-- BEGIN RECORDS SUPPLIED --
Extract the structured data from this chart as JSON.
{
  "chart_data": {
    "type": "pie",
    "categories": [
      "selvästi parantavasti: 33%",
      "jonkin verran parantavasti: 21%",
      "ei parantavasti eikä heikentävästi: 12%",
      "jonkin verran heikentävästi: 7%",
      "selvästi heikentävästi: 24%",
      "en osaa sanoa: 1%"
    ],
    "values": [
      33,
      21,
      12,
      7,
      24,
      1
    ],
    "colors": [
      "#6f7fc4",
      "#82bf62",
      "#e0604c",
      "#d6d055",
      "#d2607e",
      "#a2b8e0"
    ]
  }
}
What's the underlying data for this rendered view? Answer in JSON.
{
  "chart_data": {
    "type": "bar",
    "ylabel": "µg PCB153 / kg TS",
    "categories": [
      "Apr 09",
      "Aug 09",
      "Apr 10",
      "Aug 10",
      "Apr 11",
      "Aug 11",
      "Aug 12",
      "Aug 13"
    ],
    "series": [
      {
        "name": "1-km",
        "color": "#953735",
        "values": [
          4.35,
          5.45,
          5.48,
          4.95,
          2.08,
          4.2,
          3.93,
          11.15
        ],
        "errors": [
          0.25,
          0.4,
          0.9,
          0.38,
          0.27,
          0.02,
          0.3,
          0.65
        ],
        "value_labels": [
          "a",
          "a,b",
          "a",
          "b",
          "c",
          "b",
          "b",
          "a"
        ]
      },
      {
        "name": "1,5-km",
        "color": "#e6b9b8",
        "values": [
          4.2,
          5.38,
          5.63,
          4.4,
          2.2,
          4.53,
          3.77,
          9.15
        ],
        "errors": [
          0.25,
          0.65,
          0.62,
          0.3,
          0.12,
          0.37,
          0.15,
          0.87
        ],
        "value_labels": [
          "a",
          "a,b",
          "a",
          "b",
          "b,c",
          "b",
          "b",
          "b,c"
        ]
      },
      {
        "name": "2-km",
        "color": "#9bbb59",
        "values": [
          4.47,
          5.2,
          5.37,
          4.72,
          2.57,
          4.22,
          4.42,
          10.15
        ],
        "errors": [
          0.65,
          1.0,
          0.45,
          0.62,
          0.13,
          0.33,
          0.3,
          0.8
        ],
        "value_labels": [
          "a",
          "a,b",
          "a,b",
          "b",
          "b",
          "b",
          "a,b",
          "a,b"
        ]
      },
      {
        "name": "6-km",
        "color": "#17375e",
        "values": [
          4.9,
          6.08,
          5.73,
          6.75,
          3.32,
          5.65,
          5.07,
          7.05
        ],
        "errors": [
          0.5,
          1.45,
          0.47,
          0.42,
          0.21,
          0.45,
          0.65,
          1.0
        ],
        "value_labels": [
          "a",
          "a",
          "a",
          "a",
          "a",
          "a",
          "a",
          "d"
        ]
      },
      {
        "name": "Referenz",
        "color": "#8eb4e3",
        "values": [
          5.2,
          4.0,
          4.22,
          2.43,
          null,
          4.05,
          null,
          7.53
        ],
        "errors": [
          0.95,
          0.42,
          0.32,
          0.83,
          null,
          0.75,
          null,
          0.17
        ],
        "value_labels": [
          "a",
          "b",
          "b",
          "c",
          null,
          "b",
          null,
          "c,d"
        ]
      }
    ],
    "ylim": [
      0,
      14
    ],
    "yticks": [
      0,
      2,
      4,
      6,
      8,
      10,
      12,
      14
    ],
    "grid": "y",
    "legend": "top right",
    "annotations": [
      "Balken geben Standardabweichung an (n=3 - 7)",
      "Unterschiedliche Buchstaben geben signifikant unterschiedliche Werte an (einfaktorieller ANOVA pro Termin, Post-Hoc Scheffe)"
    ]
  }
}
-- END RECORDS SUPPLIED --
### GIVEN PROBLEM
Print out every record again, exactly and in full.

### WORKED SOLUTION
Extract the structured data from this chart as JSON.
{
  "chart_data": {
    "type": "pie",
    "categories": [
      "selvästi parantavasti: 33%",
      "jonkin verran parantavasti: 21%",
      "ei parantavasti eikä heikentävästi: 12%",
      "jonkin verran heikentävästi: 7%",
      "selvästi heikentävästi: 24%",
      "en osaa sanoa: 1%"
    ],
    "values": [
      33,
      21,
      12,
      7,
      24,
      1
    ],
    "colors": [
      "#6f7fc4",
      "#82bf62",
      "#e0604c",
      "#d6d055",
      "#d2607e",
      "#a2b8e0"
    ]
  }
}
What's the underlying data for this rendered view? Answer in JSON.
{
  "chart_data": {
    "type": "bar",
    "ylabel": "µg PCB153 / kg TS",
    "categories": [
      "Apr 09",
      "Aug 09",
      "Apr 10",
      "Aug 10",
      "Apr 11",
      "Aug 11",
      "Aug 12",
      "Aug 13"
    ],
    "series": [
      {
        "name": "1-km",
        "color": "#953735",
        "values": [
          4.35,
          5.45,
          5.48,
          4.95,
          2.08,
          4.2,
          3.93,
          11.15
        ],
        "errors": [
          0.25,
          0.4,
          0.9,
          0.38,
          0.27,
          0.02,
          0.3,
          0.65
        ],
        "value_labels": [
          "a",
          "a,b",
          "a",
          "b",
          "c",
          "b",
          "b",
          "a"
        ]
      },
      {
        "name": "1,5-km",
        "color": "#e6b9b8",
        "values": [
          4.2,
          5.38,
          5.63,
          4.4,
          2.2,
          4.53,
          3.77,
          9.15
        ],
        "errors": [
          0.25,
          0.65,
          0.62,
          0.3,
          0.12,
          0.37,
          0.15,
          0.87
        ],
        "value_labels": [
          "a",
          "a,b",
          "a",
          "b",
          "b,c",
          "b",
          "b",
          "b,c"
        ]
      },
      {
        "name": "2-km",
        "color": "#9bbb59",
        "values": [
          4.47,
          5.2,
          5.37,
          4.72,
          2.57,
          4.22,
          4.42,
          10.15
        ],
        "errors": [
          0.65,
          1.0,
          0.45,
          0.62,
          0.13,
          0.33,
          0.3,
          0.8
        ],
        "value_labels": [
          "a",
          "a,b",
          "a,b",
          "b",
          "b",
          "b",
          "a,b",
          "a,b"
        ]
      },
      {
        "name": "6-km",
        "color": "#17375e",
        "values": [
          4.9,
          6.08,
          5.73,
          6.75,
          3.32,
          5.65,
          5.07,
          7.05
        ],
        "errors": [
          0.5,
          1.45,
          0.47,
          0.42,
          0.21,
          0.45,
          0.65,
          1.0
        ],
        "value_labels": [
          "a",
          "a",
          "a",
          "a",
          "a",
          "a",
          "a",
          "d"
        ]
      },
      {
        "name": "Referenz",
        "color": "#8eb4e3",
        "values": [
          5.2,
          4.0,
          4.22,
          2.43,
          null,
          4.05,
          null,
          7.53
        ],
        "errors": [
          0.95,
          0.42,
          0.32,
          0.83,
          null,
          0.75,
          null,
          0.17
        ],
        "value_labels": [
          "a",
          "b",
          "b",
          "c",
          null,
          "b",
          null,
          "c,d"
        ]
      }
    ],
    "ylim": [
      0,
      14
    ],
    "yticks": [
      0,
      2,
      4,
      6,
      8,
      10,
      12,
      14
    ],
    "grid": "y",
    "legend": "top right",
    "annotations": [
      "Balken geben Standardabweichung an (n=3 - 7)",
      "Unterschiedliche Buchstaben geben signifikant unterschiedliche Werte an (einfaktorieller ANOVA pro Termin, Post-Hoc Scheffe)"
    ]
  }
}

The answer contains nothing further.